--- START ---
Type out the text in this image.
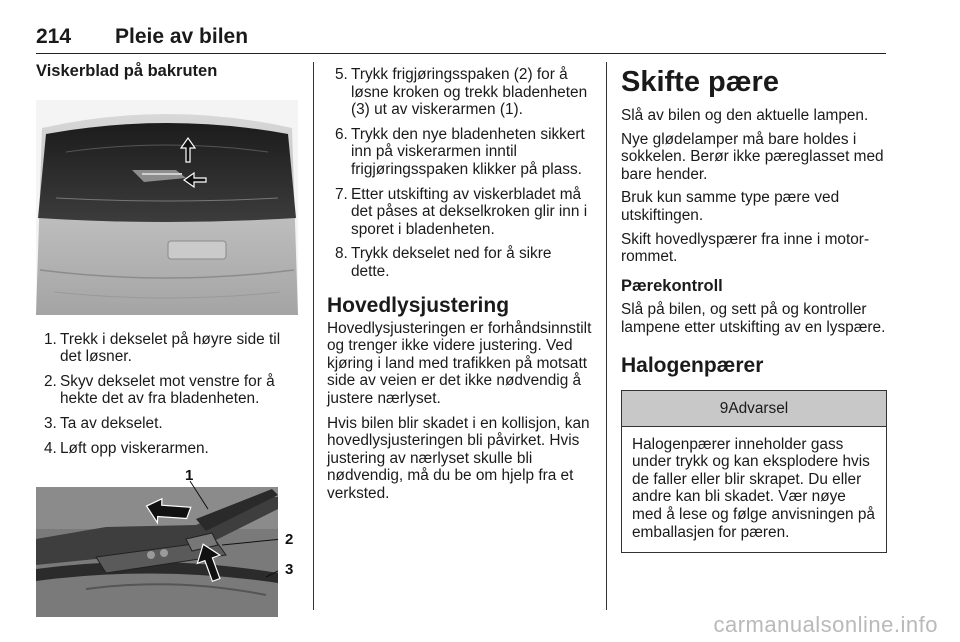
214 Pleie av bilen
Viskerblad på bakruten
1. Trekk i dekselet på høyre side til det løsner.
2. Skyv dekselet mot venstre for å hekte det av fra bladenheten.
3. Ta av dekselet.
4. Løft opp viskerarmen.
1
2
3
5. Trykk frigjøringsspaken (2) for å løsne kroken og trekk bladenheten (3) ut av viskerarmen (1).
6. Trykk den nye bladenheten sikkert inn på viskerarmen inntil frigjøringsspaken klikker på plass.
7. Etter utskifting av viskerbladet må det påses at dekselkroken glir inn i sporet i bladenheten.
8. Trykk dekselet ned for å sikre dette.
Hovedlysjustering

Hovedlysjusteringen er forhåndsinnstilt og trenger ikke videre justering. Ved kjøring i land med trafikken på motsatt side av veien er det ikke nødvendig å justere nærlyset.

Hvis bilen blir skadet i en kollisjon, kan hovedlysjusteringen bli påvirket. Hvis justering av nærlyset skulle bli nødvendig, må du be om hjelp fra et verksted.

Skifte pære

Slå av bilen og den aktuelle lampen.

Nye glødelamper må bare holdes i sokkelen. Berør ikke pæreglasset med bare hender.

Bruk kun samme type pære ved utskiftingen.

Skift hovedlyspærer fra inne i motorrommet.

Pærekontroll

Slå på bilen, og sett på og kontroller lampene etter utskifting av en lyspære.

Halogenpærer
9Advarsel
Halogenpærer inneholder gass under trykk og kan eksplodere hvis de faller eller blir skrapet. Du eller andre kan bli skadet. Vær nøye med å lese og følge anvisningen på emballasjen for pæren.
carmanualsonline.info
--- END ---
INSTRUCTION: Copy the lines from the entries above in which the word "Halogenpærer" appears.

TASK SOLUTION:
Halogenpærer
Halogenpærer inneholder gass under trykk og kan eksplodere hvis de faller eller blir skrapet. Du eller andre kan bli skadet. Vær nøye med å lese og følge anvisningen på emballasjen for pæren.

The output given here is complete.